Page
□ □ □

Et il y a la commune de Vénissieux aussi, alors ça peut paraître surprenant, qui est plutôt bien classée, quatrième je crois, alors que vous avez annoncé la semaine dernière, donc vous aviez procédé un signalement pour des soupçons de détournements de fonds publics concernant une subvention de 600 000 euros au journal Expression. Expliquez-nous un petit peu ce signalement et pourquoi finalement, malgré ce signalement, Vénissieux se retrouve à la quatrième place ?
Oui c'est vrai, notre étude est théorique, c'est-à-dire qu'elle analyse la façon dont sont rédigés les règlements intérieurs par rapport à ce que nous on attend de comment une démocratie locale devrait fonctionner. Ça ne veut pas dire que c'est un blanc-seing sur tout le reste de la gestion de la commune, absolument pas. Voilà, c'est pas parce que Villeurbanne gagne que Villeurbanne ne fera jamais ou n'a jamais fait de bêtises, bon voilà, c'est tout à fait possible. Et sur le cas de Vénissieux par exemple, cette histoire de subvention pour laquelle on a fait un signalement ne correspond à aucun des points du règlement intérieur. Il s'agit simplement de savoir si la décision politique qui a été prise à Vénissieux de créer une subvention pour ce média est légale ou pas, est constitutive d'une infraction ou pas. Et donc le signalement porte là-dessus, il n'y a pas vraiment de lien avec le règlement intérieur qui lui décrit comment fonctionne la commune.
Et pour conclure, on a Rillieux-la-Pape alors qui est hors catégorie parce que vous n'êtes pas parvenu à obtenir le règlement intérieur. On a eu le maire Julien Smatti, maire Les Républicains, qui dit n'avoir eu aucun vent de ces sollicitations pour obtenir le règlement intérieur. C'est la seule commune pour laquelle vous n'avez pas eu ce règlement ?

□ □ □

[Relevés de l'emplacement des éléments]
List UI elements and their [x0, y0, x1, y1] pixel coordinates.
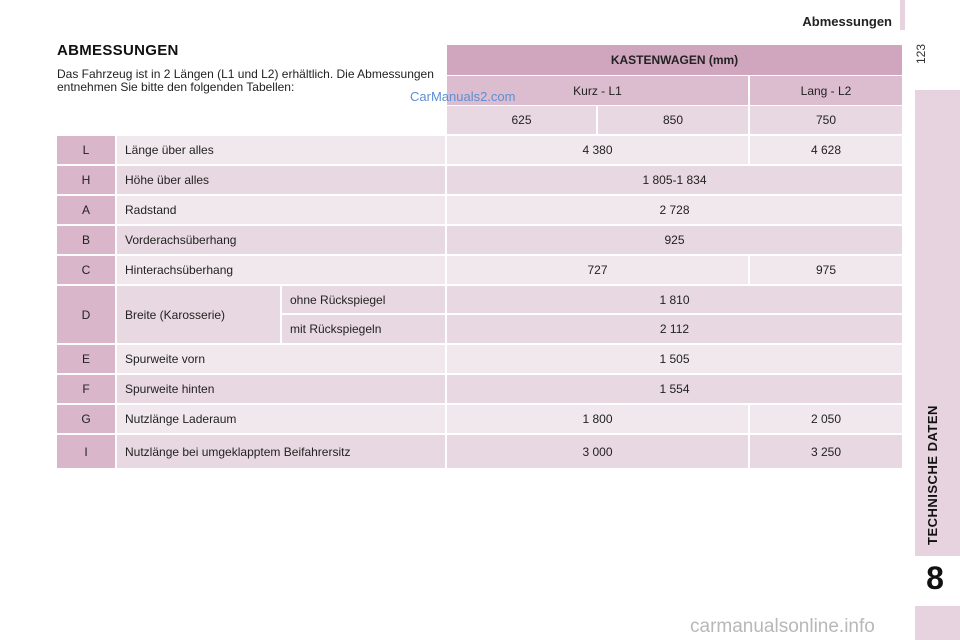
row-label: Höhe über alles	[117, 166, 445, 194]
running-header: Abmessungen	[802, 14, 892, 29]
row-key: H	[57, 166, 115, 194]
watermark-carmanuals2: CarManuals2.com	[410, 89, 516, 104]
row-value: 1 505	[447, 345, 902, 373]
row-label: Radstand	[117, 196, 445, 224]
row-key: L	[57, 136, 115, 164]
row-key: B	[57, 226, 115, 254]
row-key: D	[57, 286, 115, 343]
row-value: 4 628	[750, 136, 902, 164]
page-number: 123	[914, 43, 928, 64]
row-label: Nutzlänge Laderaum	[117, 405, 445, 433]
row-value: 4 380	[447, 136, 748, 164]
row-value: 925	[447, 226, 902, 254]
section-title: ABMESSUNGEN	[57, 42, 179, 59]
table-title: KASTENWAGEN (mm)	[447, 45, 902, 75]
row-value: 3 250	[750, 435, 902, 468]
subheader-cell: 750	[750, 106, 902, 134]
watermark-carmanualsonline: carmanualsonline.info	[690, 616, 875, 637]
row-value: 1 810	[447, 286, 902, 313]
column-header-lang: Lang - L2	[750, 76, 902, 105]
chapter-number: 8	[926, 560, 944, 596]
row-key: G	[57, 405, 115, 433]
row-value: 1 554	[447, 375, 902, 403]
row-label: Nutzlänge bei umgeklapptem Beifahrersitz	[117, 435, 445, 468]
row-label: Hinterachsüberhang	[117, 256, 445, 284]
row-value: 975	[750, 256, 902, 284]
row-value: 2 050	[750, 405, 902, 433]
column-header-kurz: Kurz - L1	[447, 76, 748, 105]
chapter-title: TECHNISCHE DATEN	[925, 405, 940, 545]
row-label: Breite (Karosserie)	[117, 286, 280, 343]
row-key: A	[57, 196, 115, 224]
row-label: Vorderachsüberhang	[117, 226, 445, 254]
intro-text: Das Fahrzeug ist in 2 Längen (L1 und L2) erhältlich. Die Abmessungen entnehmen Sie bitte den folgenden Tabellen:	[57, 67, 434, 94]
row-key: I	[57, 435, 115, 468]
row-key: C	[57, 256, 115, 284]
row-value: 1 800	[447, 405, 748, 433]
row-label: Spurweite hinten	[117, 375, 445, 403]
header-tab-marker	[900, 0, 905, 30]
row-key: F	[57, 375, 115, 403]
subheader-cell: 625	[447, 106, 596, 134]
row-sublabel: ohne Rückspiegel	[282, 286, 445, 313]
row-value: 727	[447, 256, 748, 284]
row-value: 1 805-1 834	[447, 166, 902, 194]
row-value: 3 000	[447, 435, 748, 468]
subheader-cell: 850	[598, 106, 748, 134]
row-sublabel: mit Rückspiegeln	[282, 315, 445, 343]
row-value: 2 112	[447, 315, 902, 343]
row-label: Länge über alles	[117, 136, 445, 164]
row-label: Spurweite vorn	[117, 345, 445, 373]
row-value: 2 728	[447, 196, 902, 224]
row-key: E	[57, 345, 115, 373]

□ □ □

Consigne
Réécrivez le passage de l'entretien qui s'ouvre sur les mots contenant « Et pour conclure, on » et se ferme sur « ce règlement ? », en y remplaçant « règlement intérieur » par « règlement de fonctionnement ».

Résultat obtenu
Et pour conclure, on a Rillieux-la-Pape alors qui est hors catégorie parce que vous n'êtes pas parvenu à obtenir le règlement de fonctionnement. On a eu le maire Julien Smatti, maire Les Républicains, qui dit n'avoir eu aucun vent de ces sollicitations pour obtenir le règlement de fonctionnement. C'est la seule commune pour laquelle vous n'avez pas eu ce règlement ?